### EXERCISE INSTRUCTIONS
Which lines hold the word "urinæ"? Show each of them.

### DATA ROWS

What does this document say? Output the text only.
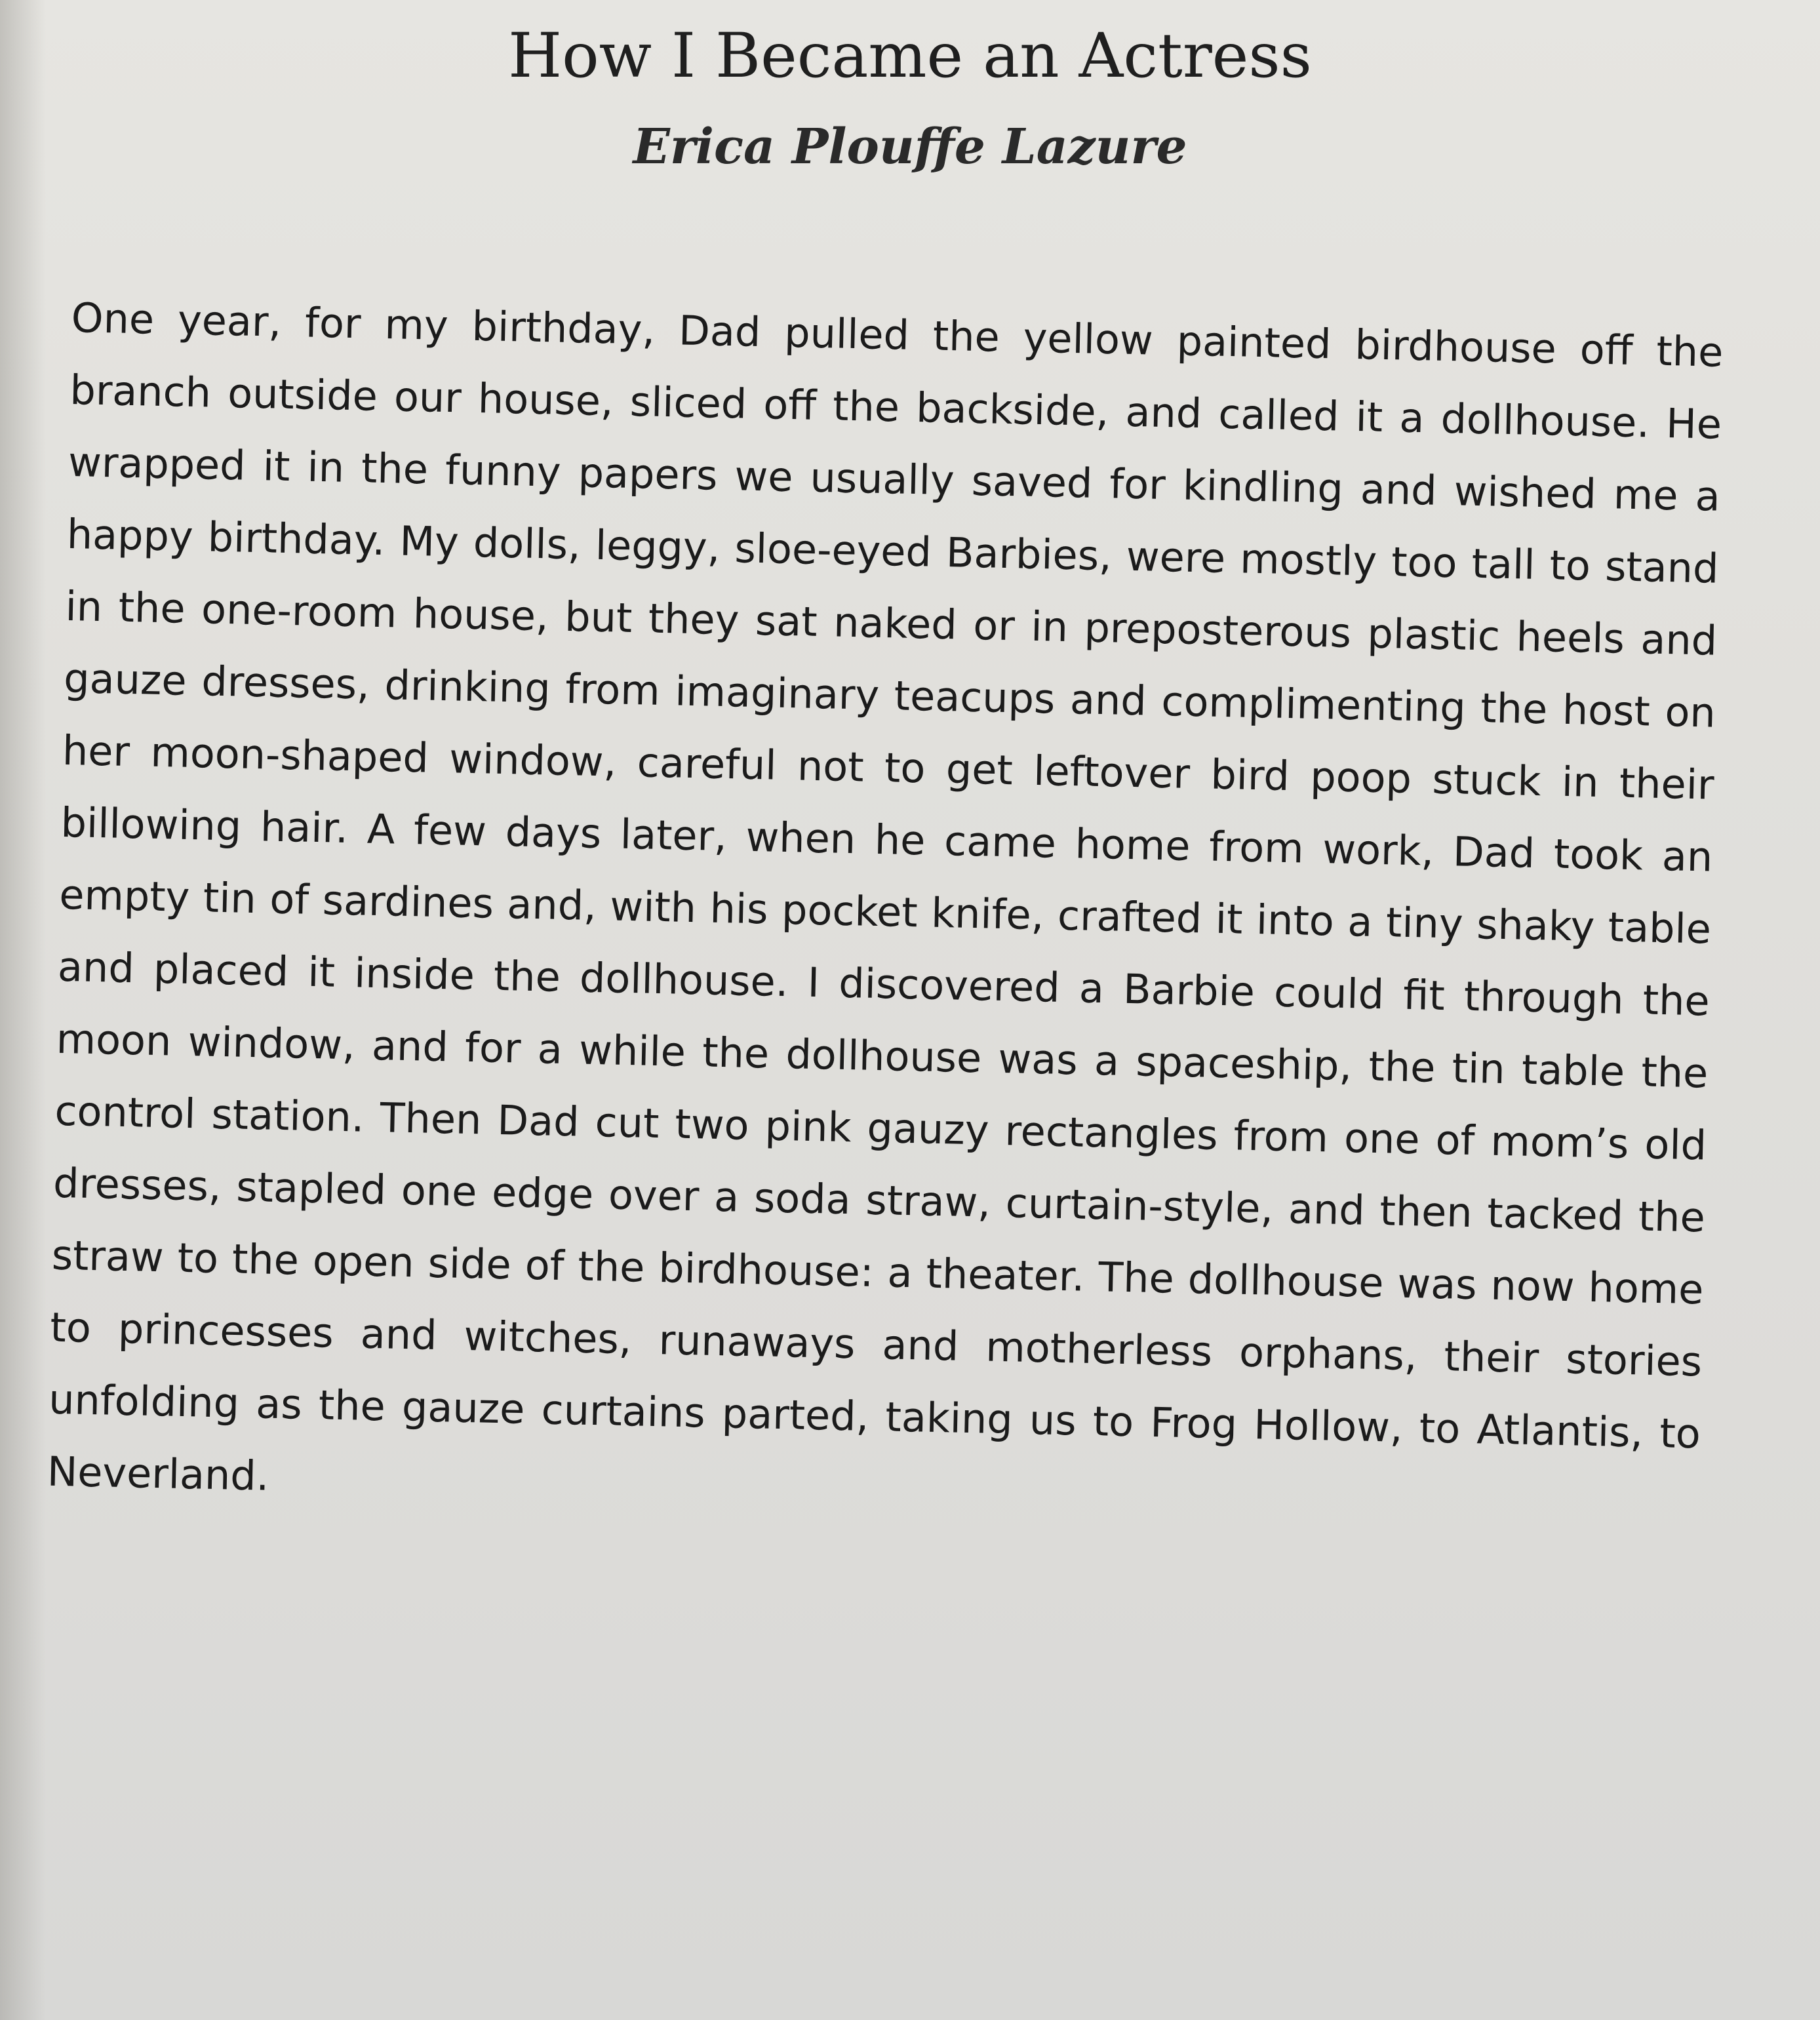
How I Became an Actress
Erica Plouffe Lazure

One year, for my birthday, Dad pulled the yellow painted birdhouse off the branch outside our house, sliced off the backside, and called it a dollhouse. He wrapped it in the funny papers we usually saved for kindling and wished me a happy birthday. My dolls, leggy, sloe-eyed Barbies, were mostly too tall to stand in the one-room house, but they sat naked or in preposterous plastic heels and gauze dresses, drinking from imaginary teacups and complimenting the host on her moon-shaped window, careful not to get leftover bird poop stuck in their billowing hair. A few days later, when he came home from work, Dad took an empty tin of sardines and, with his pocket knife, crafted it into a tiny shaky table and placed it inside the dollhouse. I discovered a Barbie could fit through the moon window, and for a while the dollhouse was a spaceship, the tin table the control station. Then Dad cut two pink gauzy rectangles from one of mom’s old dresses, stapled one edge over a soda straw, curtain-style, and then tacked the straw to the open side of the birdhouse: a theater. The dollhouse was now home to princesses and witches, runaways and motherless orphans, their stories unfolding as the gauze curtains parted, taking us to Frog Hollow, to Atlantis, to Neverland.
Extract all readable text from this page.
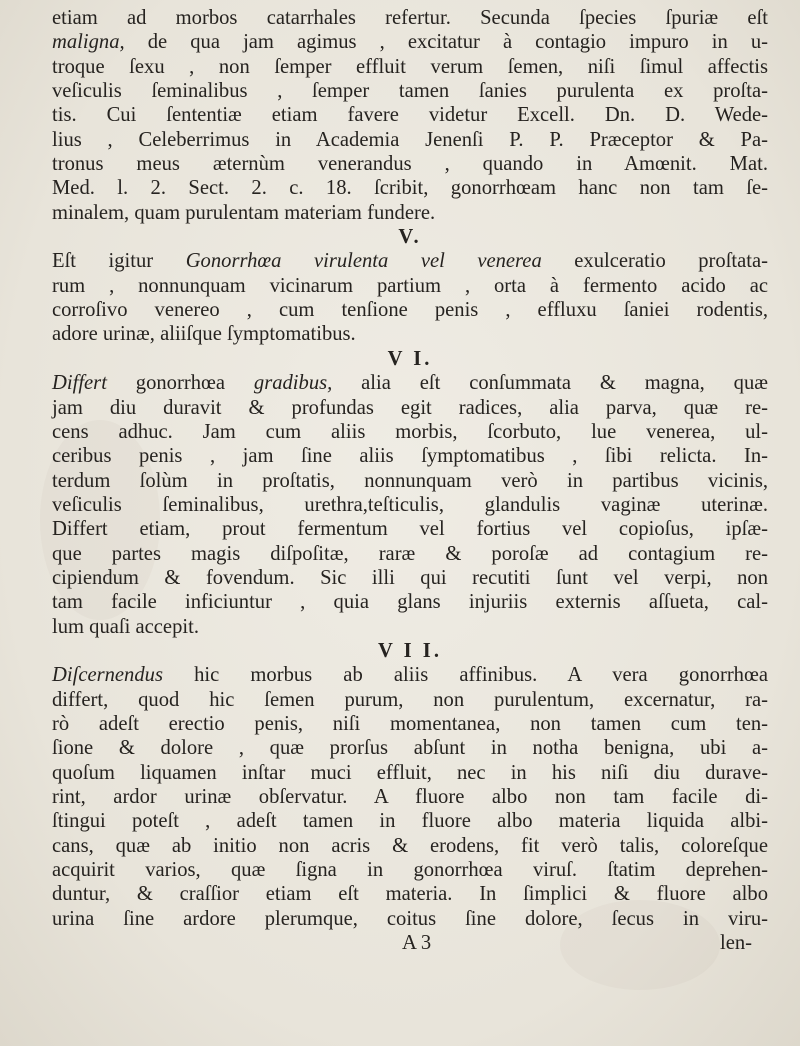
etiam ad morbos catarrhales refertur. Secunda ſpecies ſpuriæ eſt
maligna, de qua jam agimus , excitatur à contagio impuro in u-
troque ſexu , non ſemper effluit verum ſemen, niſi ſimul affectis
veſiculis ſeminalibus , ſemper tamen ſanies purulenta ex proſta-
tis. Cui ſententiæ etiam favere videtur Excell. Dn. D. Wede-
lius , Celeberrimus in Academia Jenenſi P. P. Præceptor & Pa-
tronus meus æternùm venerandus , quando in Amœnit. Mat.
Med. l. 2. Sect. 2. c. 18. ſcribit, gonorrhœam hanc non tam ſe-
minalem, quam purulentam materiam fundere.
V.
Eſt igitur Gonorrhœa virulenta vel venerea exulceratio proſtata-
rum , nonnunquam vicinarum partium , orta à fermento acido ac
corroſivo venereo , cum tenſione penis , effluxu ſaniei rodentis,
adore urinæ, aliiſque ſymptomatibus.
V I.
Differt gonorrhœa gradibus, alia eſt conſummata & magna, quæ
jam diu duravit & profundas egit radices, alia parva, quæ re-
cens adhuc. Jam cum aliis morbis, ſcorbuto, lue venerea, ul-
ceribus penis , jam ſine aliis ſymptomatibus , ſibi relicta. In-
terdum ſolùm in proſtatis, nonnunquam verò in partibus vicinis,
veſiculis ſeminalibus, urethra,teſticulis, glandulis vaginæ uterinæ.
Differt etiam, prout fermentum vel fortius vel copioſus, ipſæ-
que partes magis diſpoſitæ, raræ & poroſæ ad contagium re-
cipiendum & fovendum. Sic illi qui recutiti ſunt vel verpi, non
tam facile inficiuntur , quia glans injuriis externis aſſueta, cal-
lum quaſi accepit.
V I I.
Diſcernendus hic morbus ab aliis affinibus. A vera gonorrhœa
differt, quod hic ſemen purum, non purulentum, excernatur, ra-
rò adeſt erectio penis, niſi momentanea, non tamen cum ten-
ſione & dolore , quæ prorſus abſunt in notha benigna, ubi a-
quoſum liquamen inſtar muci effluit, nec in his niſi diu durave-
rint, ardor urinæ obſervatur. A fluore albo non tam facile di-
ſtingui poteſt , adeſt tamen in fluore albo materia liquida albi-
cans, quæ ab initio non acris & erodens, fit verò talis, coloreſque
acquirit varios, quæ ſigna in gonorrhœa viruſ. ſtatim deprehen-
duntur, & craſſior etiam eſt materia. In ſimplici & fluore albo
urina ſine ardore plerumque, coitus ſine dolore, ſecus in viru-
A 3	len-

### WRITTEN REPLY
adore urinæ, aliiſque ſymptomatibus.
rint, ardor urinæ obſervatur. A fluore albo non tam facile di-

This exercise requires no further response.